(Stored items from a collection)

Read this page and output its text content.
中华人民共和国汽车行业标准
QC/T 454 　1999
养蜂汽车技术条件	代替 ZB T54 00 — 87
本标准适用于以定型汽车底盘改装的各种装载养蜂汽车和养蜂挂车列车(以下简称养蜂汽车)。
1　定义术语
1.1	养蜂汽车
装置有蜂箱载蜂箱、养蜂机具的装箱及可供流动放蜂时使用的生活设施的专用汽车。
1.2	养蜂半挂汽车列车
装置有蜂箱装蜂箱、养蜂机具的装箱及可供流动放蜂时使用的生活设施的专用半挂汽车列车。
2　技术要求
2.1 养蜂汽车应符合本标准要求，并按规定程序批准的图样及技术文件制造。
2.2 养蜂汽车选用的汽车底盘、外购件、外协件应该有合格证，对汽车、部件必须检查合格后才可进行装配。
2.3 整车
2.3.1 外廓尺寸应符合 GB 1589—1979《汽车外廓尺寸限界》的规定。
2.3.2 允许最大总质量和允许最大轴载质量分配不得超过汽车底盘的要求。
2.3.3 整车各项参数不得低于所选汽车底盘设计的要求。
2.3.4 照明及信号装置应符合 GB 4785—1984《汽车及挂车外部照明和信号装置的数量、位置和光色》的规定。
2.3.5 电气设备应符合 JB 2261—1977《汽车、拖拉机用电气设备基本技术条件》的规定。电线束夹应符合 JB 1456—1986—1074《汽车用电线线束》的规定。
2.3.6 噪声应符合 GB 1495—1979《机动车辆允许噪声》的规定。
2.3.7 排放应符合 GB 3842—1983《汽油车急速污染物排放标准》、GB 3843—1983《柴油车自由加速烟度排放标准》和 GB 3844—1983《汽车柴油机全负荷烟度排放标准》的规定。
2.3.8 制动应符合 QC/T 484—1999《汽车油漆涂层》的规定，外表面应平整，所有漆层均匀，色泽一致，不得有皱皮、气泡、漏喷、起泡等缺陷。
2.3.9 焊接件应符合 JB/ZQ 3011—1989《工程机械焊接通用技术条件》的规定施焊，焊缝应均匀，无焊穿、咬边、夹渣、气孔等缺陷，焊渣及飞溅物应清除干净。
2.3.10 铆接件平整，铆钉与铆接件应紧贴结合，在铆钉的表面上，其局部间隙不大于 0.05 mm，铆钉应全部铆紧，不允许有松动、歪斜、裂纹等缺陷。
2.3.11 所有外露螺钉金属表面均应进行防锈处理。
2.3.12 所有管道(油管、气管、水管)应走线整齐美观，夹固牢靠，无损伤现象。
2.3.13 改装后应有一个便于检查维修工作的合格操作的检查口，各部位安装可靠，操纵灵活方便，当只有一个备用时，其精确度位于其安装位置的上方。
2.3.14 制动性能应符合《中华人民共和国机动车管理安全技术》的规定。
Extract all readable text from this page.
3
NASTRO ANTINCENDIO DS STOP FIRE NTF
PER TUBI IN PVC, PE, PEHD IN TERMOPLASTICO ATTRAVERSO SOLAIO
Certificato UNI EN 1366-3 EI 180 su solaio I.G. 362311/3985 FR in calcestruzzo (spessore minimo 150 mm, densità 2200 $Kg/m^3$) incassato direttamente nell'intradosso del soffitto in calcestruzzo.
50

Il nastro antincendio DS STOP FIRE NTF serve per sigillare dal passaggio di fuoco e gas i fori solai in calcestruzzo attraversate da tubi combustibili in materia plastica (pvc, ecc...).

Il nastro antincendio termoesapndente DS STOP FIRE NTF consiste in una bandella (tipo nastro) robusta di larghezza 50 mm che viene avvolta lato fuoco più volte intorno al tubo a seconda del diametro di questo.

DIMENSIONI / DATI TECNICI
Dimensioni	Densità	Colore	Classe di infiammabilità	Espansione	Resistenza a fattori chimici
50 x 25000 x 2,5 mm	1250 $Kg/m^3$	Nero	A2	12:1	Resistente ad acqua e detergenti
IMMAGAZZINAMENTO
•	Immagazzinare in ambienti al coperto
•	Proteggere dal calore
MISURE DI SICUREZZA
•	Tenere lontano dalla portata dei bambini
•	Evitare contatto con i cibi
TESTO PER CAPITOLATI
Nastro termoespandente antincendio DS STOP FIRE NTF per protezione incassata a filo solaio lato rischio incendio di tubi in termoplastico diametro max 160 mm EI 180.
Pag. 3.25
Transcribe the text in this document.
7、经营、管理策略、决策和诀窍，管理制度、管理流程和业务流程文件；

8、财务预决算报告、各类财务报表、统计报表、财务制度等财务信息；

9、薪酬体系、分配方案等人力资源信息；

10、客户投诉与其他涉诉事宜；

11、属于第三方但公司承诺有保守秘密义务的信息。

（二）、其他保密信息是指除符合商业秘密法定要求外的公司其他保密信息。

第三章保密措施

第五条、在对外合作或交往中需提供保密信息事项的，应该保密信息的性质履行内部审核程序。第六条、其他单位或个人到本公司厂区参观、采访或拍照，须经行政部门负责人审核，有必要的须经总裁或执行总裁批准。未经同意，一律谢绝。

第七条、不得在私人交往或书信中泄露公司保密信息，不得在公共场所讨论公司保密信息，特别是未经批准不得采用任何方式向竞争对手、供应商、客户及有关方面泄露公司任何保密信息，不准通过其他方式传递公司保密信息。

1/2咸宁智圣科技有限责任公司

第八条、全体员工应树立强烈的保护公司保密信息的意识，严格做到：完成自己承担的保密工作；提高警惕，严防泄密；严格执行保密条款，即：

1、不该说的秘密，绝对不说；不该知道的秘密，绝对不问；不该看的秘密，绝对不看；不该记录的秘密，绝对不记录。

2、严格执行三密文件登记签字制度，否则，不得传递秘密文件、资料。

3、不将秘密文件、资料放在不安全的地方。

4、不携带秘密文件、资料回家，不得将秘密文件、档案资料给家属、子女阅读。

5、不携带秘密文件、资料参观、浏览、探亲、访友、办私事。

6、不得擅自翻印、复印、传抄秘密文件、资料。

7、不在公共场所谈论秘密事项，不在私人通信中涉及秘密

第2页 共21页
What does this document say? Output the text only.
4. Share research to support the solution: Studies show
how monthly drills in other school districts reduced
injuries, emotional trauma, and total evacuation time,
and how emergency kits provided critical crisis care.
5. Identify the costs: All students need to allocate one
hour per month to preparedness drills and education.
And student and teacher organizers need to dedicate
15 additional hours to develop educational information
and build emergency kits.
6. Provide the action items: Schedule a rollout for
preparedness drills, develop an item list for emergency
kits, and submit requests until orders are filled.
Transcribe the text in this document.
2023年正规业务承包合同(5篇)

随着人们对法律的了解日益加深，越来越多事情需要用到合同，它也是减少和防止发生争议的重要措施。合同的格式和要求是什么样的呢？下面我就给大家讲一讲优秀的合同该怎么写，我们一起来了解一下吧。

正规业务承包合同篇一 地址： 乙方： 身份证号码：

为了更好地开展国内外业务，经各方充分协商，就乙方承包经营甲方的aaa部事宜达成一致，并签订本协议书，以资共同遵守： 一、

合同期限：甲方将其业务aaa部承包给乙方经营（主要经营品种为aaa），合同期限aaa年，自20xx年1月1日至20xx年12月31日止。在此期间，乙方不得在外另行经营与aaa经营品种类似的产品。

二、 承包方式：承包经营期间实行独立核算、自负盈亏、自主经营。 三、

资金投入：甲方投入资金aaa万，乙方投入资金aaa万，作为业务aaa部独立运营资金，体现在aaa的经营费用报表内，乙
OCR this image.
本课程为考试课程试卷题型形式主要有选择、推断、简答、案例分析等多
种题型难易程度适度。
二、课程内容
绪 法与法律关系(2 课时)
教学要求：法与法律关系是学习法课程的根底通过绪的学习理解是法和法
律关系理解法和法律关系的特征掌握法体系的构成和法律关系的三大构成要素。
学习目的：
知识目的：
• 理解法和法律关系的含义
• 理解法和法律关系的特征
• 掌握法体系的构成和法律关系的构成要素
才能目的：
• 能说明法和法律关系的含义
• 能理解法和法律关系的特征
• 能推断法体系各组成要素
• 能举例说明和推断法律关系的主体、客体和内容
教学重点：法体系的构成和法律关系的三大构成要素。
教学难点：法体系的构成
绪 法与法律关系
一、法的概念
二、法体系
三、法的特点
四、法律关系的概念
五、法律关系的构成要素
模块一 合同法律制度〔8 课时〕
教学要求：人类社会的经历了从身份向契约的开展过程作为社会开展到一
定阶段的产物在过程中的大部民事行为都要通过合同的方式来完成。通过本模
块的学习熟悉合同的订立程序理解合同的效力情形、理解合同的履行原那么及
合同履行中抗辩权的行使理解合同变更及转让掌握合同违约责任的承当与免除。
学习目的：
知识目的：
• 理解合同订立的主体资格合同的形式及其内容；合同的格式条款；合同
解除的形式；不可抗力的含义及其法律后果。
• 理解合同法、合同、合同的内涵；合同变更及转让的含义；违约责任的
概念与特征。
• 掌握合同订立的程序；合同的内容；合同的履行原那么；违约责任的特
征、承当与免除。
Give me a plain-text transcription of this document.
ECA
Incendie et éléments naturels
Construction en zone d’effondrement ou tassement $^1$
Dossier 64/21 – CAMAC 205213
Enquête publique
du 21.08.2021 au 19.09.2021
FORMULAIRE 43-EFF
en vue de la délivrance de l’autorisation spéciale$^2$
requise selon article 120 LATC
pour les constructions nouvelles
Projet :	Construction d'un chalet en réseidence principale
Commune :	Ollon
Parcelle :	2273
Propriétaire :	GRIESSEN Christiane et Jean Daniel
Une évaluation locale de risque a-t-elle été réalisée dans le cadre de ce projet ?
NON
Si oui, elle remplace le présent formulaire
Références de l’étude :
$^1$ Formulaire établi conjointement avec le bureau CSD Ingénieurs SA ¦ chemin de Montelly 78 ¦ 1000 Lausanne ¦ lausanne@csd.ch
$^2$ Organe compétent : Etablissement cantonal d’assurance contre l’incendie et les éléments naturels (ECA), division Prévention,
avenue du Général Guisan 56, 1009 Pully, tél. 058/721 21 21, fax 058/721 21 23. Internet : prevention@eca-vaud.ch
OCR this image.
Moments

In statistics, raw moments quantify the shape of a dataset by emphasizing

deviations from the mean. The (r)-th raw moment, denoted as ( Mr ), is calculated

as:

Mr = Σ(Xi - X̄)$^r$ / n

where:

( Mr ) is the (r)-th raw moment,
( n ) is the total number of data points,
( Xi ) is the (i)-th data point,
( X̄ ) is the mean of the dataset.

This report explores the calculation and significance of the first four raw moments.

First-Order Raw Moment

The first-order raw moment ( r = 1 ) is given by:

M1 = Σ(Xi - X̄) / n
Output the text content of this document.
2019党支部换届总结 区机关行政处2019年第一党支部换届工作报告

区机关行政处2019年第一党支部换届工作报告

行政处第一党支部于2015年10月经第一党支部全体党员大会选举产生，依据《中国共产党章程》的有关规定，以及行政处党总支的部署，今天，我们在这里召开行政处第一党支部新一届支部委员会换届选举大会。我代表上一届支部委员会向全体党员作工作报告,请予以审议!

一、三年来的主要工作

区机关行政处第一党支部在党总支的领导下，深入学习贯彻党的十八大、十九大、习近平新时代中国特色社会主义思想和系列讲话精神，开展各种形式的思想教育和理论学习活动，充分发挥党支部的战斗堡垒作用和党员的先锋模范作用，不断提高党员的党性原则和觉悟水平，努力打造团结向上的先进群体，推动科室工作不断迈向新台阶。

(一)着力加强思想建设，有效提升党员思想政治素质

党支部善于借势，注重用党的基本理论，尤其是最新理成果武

• _Work to do_
Transcribe word for word the lines from the one holding "Output the text content of this document." to the last line of the listing above, inclusive.

• _Result_
Output the text content of this document.
2019党支部换届总结 区机关行政处2019年第一党支部换届工作报告

区机关行政处2019年第一党支部换届工作报告

行政处第一党支部于2015年10月经第一党支部全体党员大会选举产生，依据《中国共产党章程》的有关规定，以及行政处党总支的部署，今天，我们在这里召开行政处第一党支部新一届支部委员会换届选举大会。我代表上一届支部委员会向全体党员作工作报告,请予以审议!

一、三年来的主要工作

区机关行政处第一党支部在党总支的领导下，深入学习贯彻党的十八大、十九大、习近平新时代中国特色社会主义思想和系列讲话精神，开展各种形式的思想教育和理论学习活动，充分发挥党支部的战斗堡垒作用和党员的先锋模范作用，不断提高党员的党性原则和觉悟水平，努力打造团结向上的先进群体，推动科室工作不断迈向新台阶。

(一)着力加强思想建设，有效提升党员思想政治素质

党支部善于借势，注重用党的基本理论，尤其是最新理成果武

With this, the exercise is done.